Refn is wicked good with actors, paring down the dialogue in the script by Hossein Amini (deftly adapted from James Sallis' novel) so that the backstory must play out on their faces. Challenge met. Gosling mesmerizes in a role a lesser actor could tip into absurdity. Bryan Cranston, on fire with Breaking Bad, brings wit and compassion to Driver's fatherly mentor. And Mulligan is glorious, inhabiting a role that is barely there and making it resonant and whole. Prepare to be blown away by Albert Brooks, cast way against type as crime boss Bernie Rose. Brooks, an iconically sharp comic voice, has toyed with villainy before (see Out of Sight), but never like this. Brooks' performance, veined with dark humor and chilling menace (watch him with a blade), deserves to have Oscar calling.

-*-*-

Instruction 1
Output the records verbatim from their first line through the line containing "bar-Nov-25 <box>438 122 447 259</box>", with both of those lines included.
The film review and the records are unrelated material.

Dataset excerpts
-*-*-

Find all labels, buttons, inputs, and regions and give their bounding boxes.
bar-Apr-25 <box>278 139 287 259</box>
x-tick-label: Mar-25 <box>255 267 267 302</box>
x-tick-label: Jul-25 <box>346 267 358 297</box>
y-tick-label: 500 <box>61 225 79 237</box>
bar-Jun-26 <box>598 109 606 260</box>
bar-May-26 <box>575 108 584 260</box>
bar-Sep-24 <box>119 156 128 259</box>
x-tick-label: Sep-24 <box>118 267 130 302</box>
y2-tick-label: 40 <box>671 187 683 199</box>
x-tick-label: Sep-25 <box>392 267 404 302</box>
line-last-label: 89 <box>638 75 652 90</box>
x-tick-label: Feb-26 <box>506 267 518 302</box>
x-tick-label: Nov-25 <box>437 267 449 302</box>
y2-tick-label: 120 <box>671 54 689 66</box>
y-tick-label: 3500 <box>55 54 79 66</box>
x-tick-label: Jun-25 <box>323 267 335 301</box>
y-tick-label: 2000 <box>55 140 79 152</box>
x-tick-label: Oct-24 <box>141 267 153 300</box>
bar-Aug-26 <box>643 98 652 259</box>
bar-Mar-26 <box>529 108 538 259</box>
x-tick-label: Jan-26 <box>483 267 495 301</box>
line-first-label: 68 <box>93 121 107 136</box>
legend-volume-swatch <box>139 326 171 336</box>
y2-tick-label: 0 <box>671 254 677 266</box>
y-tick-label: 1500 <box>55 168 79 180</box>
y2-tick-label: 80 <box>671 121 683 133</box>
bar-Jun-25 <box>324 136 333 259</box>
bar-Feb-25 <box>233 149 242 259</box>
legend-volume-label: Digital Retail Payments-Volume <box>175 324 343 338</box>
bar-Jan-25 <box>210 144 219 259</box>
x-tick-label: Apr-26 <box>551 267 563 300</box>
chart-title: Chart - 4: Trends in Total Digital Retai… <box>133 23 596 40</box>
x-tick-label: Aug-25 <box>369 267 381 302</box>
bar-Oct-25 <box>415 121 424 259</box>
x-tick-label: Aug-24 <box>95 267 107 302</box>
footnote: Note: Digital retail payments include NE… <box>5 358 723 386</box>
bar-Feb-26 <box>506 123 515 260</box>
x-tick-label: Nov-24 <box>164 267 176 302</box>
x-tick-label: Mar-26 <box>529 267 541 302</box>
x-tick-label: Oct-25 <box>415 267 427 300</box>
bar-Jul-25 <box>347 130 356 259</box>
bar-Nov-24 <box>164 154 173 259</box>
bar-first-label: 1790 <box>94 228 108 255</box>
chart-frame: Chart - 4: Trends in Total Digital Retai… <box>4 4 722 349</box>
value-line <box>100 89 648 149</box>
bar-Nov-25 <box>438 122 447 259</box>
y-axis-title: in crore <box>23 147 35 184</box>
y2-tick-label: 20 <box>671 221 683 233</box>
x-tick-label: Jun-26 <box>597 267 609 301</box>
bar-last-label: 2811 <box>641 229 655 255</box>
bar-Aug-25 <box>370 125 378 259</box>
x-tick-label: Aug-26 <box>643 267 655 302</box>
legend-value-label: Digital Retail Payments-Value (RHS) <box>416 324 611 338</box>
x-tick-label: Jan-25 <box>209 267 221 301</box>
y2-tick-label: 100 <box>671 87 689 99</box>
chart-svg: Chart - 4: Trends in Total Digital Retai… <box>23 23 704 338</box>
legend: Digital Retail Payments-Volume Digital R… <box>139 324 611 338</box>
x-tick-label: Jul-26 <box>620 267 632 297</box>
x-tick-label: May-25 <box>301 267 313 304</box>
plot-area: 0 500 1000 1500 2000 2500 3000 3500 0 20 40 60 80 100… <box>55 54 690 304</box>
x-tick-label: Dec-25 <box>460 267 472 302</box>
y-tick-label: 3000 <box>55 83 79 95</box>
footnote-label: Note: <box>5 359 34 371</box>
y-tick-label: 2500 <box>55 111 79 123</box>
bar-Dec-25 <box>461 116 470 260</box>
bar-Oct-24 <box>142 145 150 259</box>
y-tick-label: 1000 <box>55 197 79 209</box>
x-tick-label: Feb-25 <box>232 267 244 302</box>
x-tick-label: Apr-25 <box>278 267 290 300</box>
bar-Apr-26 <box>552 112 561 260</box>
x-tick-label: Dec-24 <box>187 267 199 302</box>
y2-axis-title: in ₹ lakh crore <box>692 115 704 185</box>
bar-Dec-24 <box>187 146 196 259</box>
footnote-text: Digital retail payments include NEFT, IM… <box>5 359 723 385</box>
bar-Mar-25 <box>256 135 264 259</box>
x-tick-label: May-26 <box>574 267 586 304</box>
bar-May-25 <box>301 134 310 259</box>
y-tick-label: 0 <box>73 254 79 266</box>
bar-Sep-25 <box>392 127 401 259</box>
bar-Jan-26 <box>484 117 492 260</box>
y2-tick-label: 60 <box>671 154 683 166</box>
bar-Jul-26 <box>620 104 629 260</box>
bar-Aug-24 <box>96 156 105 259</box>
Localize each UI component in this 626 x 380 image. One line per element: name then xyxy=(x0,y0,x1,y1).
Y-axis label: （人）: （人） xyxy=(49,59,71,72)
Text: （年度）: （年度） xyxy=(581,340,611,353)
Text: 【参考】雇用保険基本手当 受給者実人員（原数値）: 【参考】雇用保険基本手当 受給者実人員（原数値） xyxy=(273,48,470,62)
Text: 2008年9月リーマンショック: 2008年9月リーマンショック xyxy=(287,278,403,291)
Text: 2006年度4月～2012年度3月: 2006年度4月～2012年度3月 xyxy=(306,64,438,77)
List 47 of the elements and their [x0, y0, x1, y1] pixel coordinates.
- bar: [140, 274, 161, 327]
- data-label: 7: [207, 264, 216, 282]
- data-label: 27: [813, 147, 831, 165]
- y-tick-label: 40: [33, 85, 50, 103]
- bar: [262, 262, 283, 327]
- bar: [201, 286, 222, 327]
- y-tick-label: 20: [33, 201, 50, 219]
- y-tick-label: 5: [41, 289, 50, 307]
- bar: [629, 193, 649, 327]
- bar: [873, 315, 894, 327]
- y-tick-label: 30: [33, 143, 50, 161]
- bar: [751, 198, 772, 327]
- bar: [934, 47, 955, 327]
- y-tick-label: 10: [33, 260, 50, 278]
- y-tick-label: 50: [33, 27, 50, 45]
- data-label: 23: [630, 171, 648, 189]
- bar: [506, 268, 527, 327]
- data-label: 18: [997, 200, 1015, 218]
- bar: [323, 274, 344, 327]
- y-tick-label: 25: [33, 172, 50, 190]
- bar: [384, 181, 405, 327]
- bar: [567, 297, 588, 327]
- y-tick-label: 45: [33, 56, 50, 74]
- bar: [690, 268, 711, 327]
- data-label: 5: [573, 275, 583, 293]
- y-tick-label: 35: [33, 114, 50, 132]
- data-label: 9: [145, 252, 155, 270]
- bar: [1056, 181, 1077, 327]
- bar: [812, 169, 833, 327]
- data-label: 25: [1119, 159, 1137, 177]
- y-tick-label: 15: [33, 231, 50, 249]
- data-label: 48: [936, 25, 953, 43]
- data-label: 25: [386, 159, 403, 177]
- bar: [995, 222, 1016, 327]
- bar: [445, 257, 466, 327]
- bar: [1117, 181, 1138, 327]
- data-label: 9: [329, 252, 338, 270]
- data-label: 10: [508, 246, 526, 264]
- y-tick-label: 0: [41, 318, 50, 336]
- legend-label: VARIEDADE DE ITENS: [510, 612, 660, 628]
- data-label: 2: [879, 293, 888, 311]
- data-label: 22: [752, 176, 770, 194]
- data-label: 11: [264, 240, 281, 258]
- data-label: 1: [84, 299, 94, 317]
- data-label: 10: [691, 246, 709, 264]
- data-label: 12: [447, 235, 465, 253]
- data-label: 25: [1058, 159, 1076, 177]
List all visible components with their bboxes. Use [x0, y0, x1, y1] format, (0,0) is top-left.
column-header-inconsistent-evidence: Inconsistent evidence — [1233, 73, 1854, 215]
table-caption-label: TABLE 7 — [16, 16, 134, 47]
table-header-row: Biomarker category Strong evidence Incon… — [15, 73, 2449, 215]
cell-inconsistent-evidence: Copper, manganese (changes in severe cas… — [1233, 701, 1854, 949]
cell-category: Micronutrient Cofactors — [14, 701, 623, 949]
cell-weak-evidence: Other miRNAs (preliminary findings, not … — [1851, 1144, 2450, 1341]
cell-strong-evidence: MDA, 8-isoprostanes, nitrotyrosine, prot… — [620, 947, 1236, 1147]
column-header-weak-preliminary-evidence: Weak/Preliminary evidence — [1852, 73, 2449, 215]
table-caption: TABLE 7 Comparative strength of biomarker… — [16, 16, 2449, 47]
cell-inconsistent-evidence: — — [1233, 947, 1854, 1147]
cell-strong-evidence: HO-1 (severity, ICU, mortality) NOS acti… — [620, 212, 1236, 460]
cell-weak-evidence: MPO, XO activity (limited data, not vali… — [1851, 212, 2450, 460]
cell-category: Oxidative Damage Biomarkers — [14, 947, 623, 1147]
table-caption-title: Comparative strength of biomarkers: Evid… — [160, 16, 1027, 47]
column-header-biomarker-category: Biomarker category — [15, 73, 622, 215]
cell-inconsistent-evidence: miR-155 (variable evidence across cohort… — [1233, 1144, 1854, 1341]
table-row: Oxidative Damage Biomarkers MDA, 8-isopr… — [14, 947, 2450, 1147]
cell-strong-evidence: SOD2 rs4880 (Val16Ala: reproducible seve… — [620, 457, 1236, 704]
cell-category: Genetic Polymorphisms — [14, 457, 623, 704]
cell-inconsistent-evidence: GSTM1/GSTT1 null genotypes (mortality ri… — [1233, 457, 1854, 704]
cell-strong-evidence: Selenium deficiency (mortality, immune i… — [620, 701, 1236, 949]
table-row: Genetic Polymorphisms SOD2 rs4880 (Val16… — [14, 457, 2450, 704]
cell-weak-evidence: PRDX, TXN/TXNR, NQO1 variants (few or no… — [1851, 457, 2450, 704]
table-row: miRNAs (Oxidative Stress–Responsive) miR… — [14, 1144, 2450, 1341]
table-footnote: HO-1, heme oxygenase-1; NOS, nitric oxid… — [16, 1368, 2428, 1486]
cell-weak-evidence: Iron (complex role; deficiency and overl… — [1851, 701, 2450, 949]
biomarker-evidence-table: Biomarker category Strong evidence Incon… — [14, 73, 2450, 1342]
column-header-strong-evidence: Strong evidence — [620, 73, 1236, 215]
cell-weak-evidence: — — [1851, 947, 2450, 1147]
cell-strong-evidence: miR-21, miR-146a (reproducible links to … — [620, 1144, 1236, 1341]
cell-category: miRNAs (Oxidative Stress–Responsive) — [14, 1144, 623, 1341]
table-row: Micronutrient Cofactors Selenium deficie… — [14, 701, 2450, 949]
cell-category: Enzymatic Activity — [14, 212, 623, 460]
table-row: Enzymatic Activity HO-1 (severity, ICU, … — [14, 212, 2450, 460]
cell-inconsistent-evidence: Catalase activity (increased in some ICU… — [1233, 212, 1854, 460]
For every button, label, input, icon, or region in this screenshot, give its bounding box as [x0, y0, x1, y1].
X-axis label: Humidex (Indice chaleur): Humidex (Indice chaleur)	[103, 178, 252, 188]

-*-*-

Instruction 2
Pick up the film review where it stops and carry it forward.

Exercise answer 1
Find all labels, buttons, inputs, and regions and give their bounding boxes.
bar-Apr-25 <box>278 139 287 259</box>
x-tick-label: Mar-25 <box>255 267 267 302</box>
x-tick-label: Jul-25 <box>346 267 358 297</box>
y-tick-label: 500 <box>61 225 79 237</box>
bar-Jun-26 <box>598 109 606 260</box>
bar-May-26 <box>575 108 584 260</box>
bar-Sep-24 <box>119 156 128 259</box>
x-tick-label: Sep-24 <box>118 267 130 302</box>
y2-tick-label: 40 <box>671 187 683 199</box>
x-tick-label: Sep-25 <box>392 267 404 302</box>
line-last-label: 89 <box>638 75 652 90</box>
x-tick-label: Feb-26 <box>506 267 518 302</box>
x-tick-label: Nov-25 <box>437 267 449 302</box>
y2-tick-label: 120 <box>671 54 689 66</box>
y-tick-label: 3500 <box>55 54 79 66</box>
x-tick-label: Jun-25 <box>323 267 335 301</box>
y-tick-label: 2000 <box>55 140 79 152</box>
x-tick-label: Oct-24 <box>141 267 153 300</box>
bar-Aug-26 <box>643 98 652 259</box>
bar-Mar-26 <box>529 108 538 259</box>
x-tick-label: Jan-26 <box>483 267 495 301</box>
line-first-label: 68 <box>93 121 107 136</box>
legend-volume-swatch <box>139 326 171 336</box>
y2-tick-label: 0 <box>671 254 677 266</box>
y-tick-label: 1500 <box>55 168 79 180</box>
y2-tick-label: 80 <box>671 121 683 133</box>
bar-Jun-25 <box>324 136 333 259</box>
bar-Feb-25 <box>233 149 242 259</box>
legend-volume-label: Digital Retail Payments-Volume <box>175 324 343 338</box>
bar-Jan-25 <box>210 144 219 259</box>
x-tick-label: Apr-26 <box>551 267 563 300</box>
chart-title: Chart - 4: Trends in Total Digital Retai… <box>133 23 596 40</box>
x-tick-label: Aug-25 <box>369 267 381 302</box>
bar-Oct-25 <box>415 121 424 259</box>
x-tick-label: Aug-24 <box>95 267 107 302</box>
footnote: Note: Digital retail payments include NE… <box>5 358 723 386</box>
bar-Feb-26 <box>506 123 515 260</box>
x-tick-label: Nov-24 <box>164 267 176 302</box>
x-tick-label: Mar-26 <box>529 267 541 302</box>
x-tick-label: Oct-25 <box>415 267 427 300</box>
bar-Jul-25 <box>347 130 356 259</box>
bar-Nov-24 <box>164 154 173 259</box>
bar-first-label: 1790 <box>94 228 108 255</box>
chart-frame: Chart - 4: Trends in Total Digital Retai… <box>4 4 722 349</box>
value-line <box>100 89 648 149</box>
bar-Nov-25 <box>438 122 447 259</box>

Exercise answer 2
Violence drives Drive. A heist gone bad involving a femme fatale (an incendiary cameo from Mad Men's Christina Hendricks) puts blood on the walls. Ditto a pounding Driver delivers at a strip club. An elevator scene with Driver, Irene and an assassin is time-capsule sexy and scary. In league with camera whiz Newton Thomas Sigel and composer Cliff Martinez, Refn creates a fever dream that sucks you in. Or maybe you'll hate it. Drive is a polarizer. It's also pure cinema, a grenade of image and sound ready to blow.